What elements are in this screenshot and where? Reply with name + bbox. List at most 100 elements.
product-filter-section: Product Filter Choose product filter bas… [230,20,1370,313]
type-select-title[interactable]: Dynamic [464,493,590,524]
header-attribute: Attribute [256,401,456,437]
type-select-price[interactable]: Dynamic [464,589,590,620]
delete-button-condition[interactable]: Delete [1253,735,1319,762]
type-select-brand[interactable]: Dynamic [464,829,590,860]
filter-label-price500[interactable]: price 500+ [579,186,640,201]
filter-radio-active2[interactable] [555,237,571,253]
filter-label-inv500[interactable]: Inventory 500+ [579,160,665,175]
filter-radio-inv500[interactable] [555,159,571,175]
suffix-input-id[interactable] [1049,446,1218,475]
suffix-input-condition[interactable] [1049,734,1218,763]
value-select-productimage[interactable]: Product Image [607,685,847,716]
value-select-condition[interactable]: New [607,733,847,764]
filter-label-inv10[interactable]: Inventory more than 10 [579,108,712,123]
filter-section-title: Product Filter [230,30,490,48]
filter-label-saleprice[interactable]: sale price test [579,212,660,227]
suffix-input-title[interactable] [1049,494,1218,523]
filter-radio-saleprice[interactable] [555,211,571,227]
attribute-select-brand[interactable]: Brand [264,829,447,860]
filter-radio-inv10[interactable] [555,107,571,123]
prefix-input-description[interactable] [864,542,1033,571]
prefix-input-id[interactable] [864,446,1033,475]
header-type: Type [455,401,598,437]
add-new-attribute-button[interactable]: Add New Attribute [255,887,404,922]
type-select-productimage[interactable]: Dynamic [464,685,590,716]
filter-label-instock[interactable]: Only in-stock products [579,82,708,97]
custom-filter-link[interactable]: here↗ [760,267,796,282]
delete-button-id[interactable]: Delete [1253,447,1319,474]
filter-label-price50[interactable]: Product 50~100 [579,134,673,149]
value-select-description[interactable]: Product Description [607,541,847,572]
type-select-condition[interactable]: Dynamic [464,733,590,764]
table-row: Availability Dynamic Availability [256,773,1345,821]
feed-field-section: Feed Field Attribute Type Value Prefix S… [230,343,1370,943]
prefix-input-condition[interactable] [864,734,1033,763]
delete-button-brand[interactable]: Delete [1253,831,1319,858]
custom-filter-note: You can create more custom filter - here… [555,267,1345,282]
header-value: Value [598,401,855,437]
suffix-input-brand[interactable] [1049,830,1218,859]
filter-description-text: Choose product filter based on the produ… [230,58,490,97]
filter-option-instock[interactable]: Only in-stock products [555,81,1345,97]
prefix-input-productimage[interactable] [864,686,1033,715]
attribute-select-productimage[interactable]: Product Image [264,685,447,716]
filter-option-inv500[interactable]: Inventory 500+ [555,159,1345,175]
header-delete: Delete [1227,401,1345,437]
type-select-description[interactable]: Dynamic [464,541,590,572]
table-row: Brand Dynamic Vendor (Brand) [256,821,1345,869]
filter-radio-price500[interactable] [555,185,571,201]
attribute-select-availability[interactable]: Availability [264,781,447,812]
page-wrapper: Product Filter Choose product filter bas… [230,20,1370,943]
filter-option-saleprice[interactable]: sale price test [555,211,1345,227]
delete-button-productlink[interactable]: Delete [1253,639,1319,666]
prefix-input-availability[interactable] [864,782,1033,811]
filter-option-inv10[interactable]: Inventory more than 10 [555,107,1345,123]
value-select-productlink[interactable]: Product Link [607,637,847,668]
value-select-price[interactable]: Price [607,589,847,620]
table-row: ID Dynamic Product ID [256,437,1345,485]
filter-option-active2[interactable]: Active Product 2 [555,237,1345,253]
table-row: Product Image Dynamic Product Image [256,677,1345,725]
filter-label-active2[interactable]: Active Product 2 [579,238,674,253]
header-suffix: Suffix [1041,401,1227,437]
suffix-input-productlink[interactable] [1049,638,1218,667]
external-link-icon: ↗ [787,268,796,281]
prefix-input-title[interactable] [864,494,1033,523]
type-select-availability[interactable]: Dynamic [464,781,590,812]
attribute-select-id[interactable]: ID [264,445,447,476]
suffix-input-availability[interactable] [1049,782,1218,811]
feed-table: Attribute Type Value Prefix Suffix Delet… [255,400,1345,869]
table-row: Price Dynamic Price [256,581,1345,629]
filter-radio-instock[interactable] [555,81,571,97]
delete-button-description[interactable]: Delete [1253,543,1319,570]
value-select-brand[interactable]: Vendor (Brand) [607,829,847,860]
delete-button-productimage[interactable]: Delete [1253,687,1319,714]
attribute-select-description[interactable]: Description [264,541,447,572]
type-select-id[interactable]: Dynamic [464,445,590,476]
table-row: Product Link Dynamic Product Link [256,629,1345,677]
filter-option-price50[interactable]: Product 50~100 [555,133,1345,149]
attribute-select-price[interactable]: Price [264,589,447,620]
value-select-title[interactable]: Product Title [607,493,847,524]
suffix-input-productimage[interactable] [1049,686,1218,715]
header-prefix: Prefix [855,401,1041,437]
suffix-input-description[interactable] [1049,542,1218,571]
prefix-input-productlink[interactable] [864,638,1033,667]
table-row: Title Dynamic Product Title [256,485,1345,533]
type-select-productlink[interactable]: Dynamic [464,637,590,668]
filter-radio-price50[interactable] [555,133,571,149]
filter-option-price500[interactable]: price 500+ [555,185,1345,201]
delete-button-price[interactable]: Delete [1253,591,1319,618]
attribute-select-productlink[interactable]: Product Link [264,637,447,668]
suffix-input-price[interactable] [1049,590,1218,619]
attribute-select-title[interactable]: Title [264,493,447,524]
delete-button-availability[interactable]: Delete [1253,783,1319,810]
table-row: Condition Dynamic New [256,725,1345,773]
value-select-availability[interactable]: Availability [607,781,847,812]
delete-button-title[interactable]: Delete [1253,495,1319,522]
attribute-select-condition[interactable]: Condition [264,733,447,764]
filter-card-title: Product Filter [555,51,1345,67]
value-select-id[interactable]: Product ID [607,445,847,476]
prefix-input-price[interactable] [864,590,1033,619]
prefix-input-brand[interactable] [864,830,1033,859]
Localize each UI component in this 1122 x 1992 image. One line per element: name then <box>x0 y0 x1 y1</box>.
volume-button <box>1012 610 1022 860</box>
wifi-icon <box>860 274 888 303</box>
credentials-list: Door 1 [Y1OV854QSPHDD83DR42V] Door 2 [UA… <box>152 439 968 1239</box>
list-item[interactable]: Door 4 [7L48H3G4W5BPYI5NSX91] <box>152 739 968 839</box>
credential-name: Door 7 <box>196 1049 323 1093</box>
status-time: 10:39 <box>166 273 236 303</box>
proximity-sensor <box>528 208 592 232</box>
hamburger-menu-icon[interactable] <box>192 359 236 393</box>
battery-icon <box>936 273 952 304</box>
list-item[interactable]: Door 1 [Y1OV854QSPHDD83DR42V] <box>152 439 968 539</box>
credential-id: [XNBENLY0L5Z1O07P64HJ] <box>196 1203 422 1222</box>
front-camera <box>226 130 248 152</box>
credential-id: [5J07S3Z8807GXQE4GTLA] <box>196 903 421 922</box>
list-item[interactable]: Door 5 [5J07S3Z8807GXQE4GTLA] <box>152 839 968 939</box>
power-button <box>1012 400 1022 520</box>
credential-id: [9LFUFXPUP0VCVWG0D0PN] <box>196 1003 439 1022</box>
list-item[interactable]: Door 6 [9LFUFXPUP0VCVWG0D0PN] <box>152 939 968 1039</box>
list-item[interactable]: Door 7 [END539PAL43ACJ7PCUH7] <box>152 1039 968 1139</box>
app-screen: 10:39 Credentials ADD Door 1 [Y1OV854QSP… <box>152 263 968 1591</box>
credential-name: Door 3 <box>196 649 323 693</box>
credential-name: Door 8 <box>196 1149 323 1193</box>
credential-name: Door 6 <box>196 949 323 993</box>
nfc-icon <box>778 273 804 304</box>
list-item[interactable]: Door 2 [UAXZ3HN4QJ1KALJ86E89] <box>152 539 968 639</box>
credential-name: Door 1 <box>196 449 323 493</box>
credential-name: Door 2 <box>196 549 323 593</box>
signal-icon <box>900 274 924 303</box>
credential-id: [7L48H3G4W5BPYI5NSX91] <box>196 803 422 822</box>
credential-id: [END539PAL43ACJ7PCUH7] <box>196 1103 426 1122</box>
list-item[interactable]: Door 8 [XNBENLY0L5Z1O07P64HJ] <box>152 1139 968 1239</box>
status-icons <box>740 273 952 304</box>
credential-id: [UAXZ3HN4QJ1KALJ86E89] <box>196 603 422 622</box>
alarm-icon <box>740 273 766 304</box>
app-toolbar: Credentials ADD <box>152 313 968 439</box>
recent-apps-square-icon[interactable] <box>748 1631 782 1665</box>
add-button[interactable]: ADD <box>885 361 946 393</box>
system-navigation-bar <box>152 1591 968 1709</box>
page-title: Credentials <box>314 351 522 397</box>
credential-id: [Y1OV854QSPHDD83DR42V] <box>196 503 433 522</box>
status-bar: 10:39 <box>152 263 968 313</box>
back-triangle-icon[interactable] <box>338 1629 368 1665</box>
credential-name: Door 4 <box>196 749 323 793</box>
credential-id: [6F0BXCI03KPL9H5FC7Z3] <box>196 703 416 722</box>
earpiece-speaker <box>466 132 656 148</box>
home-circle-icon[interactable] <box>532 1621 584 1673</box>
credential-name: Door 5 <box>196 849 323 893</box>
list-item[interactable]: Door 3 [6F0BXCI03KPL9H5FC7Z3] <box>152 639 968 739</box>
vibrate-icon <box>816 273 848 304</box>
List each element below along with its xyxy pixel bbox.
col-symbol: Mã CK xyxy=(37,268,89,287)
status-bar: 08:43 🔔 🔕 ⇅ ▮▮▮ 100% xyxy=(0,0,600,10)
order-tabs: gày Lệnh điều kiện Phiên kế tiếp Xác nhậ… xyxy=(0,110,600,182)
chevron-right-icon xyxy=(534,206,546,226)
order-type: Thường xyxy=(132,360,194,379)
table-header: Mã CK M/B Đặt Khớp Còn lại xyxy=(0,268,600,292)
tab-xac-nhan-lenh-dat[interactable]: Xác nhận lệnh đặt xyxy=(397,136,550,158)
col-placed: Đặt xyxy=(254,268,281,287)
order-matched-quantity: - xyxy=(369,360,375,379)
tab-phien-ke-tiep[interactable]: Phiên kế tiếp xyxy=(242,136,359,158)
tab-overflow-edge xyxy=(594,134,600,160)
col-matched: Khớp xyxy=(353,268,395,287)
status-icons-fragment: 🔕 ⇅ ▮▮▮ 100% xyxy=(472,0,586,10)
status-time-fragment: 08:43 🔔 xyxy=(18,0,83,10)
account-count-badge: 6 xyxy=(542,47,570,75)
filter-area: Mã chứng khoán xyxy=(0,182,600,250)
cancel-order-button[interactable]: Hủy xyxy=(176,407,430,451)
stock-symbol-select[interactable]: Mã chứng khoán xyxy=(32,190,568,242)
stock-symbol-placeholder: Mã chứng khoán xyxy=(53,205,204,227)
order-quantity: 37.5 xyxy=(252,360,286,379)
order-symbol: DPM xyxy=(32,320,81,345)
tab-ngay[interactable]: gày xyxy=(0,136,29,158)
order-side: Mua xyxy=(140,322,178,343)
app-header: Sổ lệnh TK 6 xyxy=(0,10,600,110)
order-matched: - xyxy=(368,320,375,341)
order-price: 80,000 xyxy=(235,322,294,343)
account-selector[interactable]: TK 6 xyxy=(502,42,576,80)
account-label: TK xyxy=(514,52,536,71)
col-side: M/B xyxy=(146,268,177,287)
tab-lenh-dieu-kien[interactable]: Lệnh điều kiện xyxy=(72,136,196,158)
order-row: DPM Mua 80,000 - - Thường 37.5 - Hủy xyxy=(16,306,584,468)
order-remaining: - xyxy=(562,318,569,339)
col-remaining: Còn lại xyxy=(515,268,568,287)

************

- **REQUIRED TASK**: Pick out every row above that contains the string "feed", matching case exactly, and copy each one.

- **EXPECTED ANSWER**:
feed-field-section: Feed Field Attribute Type Value Prefix S… [230,343,1370,943]
feed-table: Attribute Type Value Prefix Suffix Delet… [255,400,1345,869]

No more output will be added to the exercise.